Provided records =
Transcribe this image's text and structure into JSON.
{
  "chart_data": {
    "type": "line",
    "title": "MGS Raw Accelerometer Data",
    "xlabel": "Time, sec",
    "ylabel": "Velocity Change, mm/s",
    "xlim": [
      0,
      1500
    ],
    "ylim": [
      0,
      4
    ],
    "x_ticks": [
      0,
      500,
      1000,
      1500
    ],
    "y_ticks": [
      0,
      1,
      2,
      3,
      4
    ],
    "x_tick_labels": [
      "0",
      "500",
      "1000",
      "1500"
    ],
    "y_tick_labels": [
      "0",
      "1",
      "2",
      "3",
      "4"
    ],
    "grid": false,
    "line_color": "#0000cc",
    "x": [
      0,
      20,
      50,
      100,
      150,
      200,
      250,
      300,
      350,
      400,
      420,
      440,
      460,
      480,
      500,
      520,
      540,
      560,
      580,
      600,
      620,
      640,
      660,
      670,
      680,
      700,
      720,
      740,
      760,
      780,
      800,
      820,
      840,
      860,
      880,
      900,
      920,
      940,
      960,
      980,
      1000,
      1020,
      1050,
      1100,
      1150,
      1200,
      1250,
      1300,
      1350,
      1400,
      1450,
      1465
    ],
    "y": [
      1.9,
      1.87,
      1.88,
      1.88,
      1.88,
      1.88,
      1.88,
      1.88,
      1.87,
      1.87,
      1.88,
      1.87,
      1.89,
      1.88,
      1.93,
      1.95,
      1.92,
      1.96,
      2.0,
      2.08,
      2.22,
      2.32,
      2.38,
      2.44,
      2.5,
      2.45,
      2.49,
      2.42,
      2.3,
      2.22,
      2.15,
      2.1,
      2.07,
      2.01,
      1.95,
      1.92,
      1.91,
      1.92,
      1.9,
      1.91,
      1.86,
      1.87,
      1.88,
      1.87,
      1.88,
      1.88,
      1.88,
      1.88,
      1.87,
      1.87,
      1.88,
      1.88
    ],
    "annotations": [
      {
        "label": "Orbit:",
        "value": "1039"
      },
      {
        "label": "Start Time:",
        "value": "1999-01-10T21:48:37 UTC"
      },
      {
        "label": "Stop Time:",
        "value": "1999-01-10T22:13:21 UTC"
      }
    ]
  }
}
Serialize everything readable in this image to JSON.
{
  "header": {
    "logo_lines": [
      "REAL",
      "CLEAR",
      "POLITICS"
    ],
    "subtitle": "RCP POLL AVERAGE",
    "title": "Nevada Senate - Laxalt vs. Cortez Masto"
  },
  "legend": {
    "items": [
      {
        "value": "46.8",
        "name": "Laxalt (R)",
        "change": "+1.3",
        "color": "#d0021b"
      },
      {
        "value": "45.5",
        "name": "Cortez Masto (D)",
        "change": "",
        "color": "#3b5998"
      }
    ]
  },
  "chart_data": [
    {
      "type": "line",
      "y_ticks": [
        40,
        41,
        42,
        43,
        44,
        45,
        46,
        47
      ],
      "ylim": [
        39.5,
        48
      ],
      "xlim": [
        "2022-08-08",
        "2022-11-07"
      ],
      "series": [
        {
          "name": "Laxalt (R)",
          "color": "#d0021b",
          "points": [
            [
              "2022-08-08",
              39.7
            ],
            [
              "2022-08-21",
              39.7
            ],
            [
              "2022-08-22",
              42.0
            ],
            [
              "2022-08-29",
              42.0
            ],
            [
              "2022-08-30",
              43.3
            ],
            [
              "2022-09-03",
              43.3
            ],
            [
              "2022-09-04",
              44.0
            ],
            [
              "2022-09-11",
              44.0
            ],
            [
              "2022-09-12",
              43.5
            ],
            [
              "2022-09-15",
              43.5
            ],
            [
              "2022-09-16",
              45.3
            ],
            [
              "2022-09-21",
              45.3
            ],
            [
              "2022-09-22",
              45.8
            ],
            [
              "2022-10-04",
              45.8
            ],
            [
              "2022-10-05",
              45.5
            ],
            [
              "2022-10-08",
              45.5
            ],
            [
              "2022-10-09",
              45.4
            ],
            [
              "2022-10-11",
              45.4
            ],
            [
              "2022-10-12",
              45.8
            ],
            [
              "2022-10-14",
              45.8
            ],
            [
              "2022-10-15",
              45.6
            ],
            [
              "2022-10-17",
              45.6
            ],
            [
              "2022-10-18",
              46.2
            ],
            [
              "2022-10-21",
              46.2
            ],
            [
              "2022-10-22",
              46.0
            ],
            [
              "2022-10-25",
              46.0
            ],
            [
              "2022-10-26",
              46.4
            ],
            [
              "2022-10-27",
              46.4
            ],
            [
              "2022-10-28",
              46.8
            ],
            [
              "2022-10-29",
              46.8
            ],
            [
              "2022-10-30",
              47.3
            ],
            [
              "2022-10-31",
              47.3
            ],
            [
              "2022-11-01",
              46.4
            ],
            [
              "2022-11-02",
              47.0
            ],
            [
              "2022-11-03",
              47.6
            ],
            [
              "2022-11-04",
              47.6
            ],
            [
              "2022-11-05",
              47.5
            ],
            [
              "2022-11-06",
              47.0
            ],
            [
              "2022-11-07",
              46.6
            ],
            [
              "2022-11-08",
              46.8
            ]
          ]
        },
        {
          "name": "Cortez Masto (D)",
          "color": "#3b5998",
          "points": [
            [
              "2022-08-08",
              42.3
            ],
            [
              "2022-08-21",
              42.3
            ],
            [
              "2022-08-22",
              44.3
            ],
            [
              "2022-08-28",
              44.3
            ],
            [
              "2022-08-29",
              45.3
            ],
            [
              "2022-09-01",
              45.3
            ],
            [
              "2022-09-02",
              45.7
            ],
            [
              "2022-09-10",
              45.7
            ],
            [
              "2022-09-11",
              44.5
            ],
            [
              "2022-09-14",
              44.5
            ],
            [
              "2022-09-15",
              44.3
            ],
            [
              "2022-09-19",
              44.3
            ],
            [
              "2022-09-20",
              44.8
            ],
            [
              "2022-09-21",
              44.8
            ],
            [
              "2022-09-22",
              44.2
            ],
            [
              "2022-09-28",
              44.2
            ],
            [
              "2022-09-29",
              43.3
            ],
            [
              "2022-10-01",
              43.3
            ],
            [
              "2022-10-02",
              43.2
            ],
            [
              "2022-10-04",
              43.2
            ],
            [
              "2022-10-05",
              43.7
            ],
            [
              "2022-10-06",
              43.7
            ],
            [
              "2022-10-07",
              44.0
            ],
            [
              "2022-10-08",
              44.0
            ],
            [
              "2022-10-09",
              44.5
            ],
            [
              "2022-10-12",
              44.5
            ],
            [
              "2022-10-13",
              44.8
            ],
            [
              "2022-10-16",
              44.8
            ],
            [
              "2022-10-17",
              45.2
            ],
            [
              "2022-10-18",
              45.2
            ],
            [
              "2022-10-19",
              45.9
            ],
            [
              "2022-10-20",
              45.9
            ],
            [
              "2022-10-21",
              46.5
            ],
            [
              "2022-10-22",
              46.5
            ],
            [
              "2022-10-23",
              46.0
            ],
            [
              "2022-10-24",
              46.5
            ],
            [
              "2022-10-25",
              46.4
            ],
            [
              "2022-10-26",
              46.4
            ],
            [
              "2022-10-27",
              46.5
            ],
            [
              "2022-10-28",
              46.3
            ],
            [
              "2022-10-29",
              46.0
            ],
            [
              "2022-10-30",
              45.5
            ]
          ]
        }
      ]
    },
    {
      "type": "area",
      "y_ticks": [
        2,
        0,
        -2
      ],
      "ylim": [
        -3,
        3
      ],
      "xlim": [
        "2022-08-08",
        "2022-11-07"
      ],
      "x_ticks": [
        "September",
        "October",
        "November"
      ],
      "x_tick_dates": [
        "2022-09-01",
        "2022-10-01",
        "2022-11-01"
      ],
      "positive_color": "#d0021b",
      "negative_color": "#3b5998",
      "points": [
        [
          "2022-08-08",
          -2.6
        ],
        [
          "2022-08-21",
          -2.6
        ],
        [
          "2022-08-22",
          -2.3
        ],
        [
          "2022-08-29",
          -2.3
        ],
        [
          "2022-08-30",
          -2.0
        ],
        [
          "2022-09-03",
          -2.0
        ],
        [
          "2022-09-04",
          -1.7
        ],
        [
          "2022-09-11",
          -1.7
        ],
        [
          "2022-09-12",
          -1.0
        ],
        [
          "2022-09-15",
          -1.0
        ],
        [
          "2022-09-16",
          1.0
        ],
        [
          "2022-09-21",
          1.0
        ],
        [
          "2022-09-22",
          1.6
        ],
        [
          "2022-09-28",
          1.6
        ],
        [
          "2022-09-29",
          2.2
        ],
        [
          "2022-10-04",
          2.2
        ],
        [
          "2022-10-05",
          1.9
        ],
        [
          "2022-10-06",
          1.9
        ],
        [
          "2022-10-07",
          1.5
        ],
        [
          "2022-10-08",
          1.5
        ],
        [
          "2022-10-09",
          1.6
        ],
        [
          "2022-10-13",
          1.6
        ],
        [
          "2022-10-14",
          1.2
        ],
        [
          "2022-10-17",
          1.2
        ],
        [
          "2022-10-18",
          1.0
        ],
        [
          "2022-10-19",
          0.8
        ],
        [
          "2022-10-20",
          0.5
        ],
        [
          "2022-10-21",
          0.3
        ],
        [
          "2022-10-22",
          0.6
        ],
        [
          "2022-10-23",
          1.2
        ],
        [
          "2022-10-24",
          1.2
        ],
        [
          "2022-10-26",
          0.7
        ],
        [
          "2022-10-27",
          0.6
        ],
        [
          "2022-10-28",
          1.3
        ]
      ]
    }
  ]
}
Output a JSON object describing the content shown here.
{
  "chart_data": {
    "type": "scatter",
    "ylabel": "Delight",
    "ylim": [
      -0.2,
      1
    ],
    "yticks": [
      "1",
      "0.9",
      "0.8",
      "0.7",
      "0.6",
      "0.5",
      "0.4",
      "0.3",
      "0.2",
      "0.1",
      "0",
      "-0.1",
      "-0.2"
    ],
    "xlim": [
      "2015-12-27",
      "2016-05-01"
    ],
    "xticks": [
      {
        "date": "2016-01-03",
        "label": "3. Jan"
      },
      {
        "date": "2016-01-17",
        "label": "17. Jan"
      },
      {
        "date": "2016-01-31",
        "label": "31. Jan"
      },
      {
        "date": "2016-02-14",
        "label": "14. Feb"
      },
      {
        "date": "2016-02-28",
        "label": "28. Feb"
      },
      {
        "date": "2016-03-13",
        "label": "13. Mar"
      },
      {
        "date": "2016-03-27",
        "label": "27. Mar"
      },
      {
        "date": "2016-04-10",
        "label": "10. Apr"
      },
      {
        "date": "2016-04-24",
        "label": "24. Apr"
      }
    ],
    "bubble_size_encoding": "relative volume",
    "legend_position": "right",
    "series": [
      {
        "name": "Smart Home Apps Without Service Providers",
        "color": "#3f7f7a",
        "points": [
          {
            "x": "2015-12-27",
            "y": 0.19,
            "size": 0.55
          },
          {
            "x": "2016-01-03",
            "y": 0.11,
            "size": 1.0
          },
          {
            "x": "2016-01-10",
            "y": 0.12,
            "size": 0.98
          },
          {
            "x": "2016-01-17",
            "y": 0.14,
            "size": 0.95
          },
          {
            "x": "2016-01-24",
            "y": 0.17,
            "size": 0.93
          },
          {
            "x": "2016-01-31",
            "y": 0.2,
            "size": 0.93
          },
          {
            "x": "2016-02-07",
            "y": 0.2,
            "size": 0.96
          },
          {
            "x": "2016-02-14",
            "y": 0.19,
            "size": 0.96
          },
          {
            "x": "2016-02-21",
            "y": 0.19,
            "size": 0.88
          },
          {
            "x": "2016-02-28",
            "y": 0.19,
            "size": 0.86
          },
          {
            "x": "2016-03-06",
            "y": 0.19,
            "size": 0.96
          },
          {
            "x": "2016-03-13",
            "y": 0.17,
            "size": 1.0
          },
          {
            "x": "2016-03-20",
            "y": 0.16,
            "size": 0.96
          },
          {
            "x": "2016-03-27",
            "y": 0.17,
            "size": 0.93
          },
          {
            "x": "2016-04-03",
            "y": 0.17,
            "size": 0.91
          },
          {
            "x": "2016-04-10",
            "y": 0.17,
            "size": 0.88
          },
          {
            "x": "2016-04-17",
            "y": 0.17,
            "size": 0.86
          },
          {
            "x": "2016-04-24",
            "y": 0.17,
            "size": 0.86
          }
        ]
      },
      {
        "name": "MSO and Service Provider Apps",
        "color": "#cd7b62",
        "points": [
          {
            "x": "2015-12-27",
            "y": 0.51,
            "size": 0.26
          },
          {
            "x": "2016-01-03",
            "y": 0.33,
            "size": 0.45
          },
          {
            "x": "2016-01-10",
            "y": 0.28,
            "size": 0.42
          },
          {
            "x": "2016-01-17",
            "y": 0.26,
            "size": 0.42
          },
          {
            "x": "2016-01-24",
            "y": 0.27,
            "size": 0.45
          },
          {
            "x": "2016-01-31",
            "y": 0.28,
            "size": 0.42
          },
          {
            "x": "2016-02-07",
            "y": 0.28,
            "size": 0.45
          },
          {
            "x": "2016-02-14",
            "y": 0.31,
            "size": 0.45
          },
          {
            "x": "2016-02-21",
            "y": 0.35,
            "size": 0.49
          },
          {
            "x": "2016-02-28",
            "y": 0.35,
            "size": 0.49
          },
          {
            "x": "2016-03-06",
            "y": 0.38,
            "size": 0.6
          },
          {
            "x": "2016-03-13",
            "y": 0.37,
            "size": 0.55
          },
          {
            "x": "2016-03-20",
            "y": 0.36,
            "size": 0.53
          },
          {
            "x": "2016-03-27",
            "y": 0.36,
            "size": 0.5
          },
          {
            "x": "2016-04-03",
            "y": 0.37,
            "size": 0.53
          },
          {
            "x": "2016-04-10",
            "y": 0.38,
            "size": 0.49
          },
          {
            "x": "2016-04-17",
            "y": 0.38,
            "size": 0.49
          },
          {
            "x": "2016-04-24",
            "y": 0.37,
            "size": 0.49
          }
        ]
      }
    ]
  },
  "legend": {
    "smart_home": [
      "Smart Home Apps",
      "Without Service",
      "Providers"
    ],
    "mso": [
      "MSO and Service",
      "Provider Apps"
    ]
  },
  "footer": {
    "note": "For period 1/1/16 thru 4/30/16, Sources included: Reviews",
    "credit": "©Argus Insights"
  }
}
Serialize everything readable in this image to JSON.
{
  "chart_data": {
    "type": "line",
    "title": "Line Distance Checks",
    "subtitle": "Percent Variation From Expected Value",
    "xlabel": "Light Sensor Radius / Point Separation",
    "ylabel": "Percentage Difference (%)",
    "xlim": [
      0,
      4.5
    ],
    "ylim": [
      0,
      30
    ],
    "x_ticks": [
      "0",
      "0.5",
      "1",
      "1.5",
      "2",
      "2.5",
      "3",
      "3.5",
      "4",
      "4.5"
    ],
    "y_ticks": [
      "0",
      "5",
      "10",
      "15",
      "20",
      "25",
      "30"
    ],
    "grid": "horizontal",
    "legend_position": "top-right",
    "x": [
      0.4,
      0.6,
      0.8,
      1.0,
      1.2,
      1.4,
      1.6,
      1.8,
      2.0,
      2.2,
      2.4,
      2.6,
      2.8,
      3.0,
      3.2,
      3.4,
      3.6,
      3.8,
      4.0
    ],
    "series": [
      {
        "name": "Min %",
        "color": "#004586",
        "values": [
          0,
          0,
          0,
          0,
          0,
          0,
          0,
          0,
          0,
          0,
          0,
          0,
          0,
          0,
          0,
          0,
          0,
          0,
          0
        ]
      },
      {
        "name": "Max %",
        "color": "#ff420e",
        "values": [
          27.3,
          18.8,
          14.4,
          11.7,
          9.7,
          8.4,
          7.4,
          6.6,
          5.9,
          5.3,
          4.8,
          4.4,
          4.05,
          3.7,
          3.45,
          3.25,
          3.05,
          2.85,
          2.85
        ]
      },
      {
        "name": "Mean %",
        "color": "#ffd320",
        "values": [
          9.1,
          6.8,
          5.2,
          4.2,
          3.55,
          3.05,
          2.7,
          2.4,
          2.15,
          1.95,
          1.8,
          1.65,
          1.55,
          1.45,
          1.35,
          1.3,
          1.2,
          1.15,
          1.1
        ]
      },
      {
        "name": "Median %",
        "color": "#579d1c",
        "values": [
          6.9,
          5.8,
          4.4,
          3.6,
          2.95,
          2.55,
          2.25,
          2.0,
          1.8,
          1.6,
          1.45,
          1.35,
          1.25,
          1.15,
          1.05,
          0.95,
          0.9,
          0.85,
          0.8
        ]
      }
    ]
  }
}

Job =
Report how many lines of the records above contain the word "xlabel", giving only the number.

Solution to this exercise =
2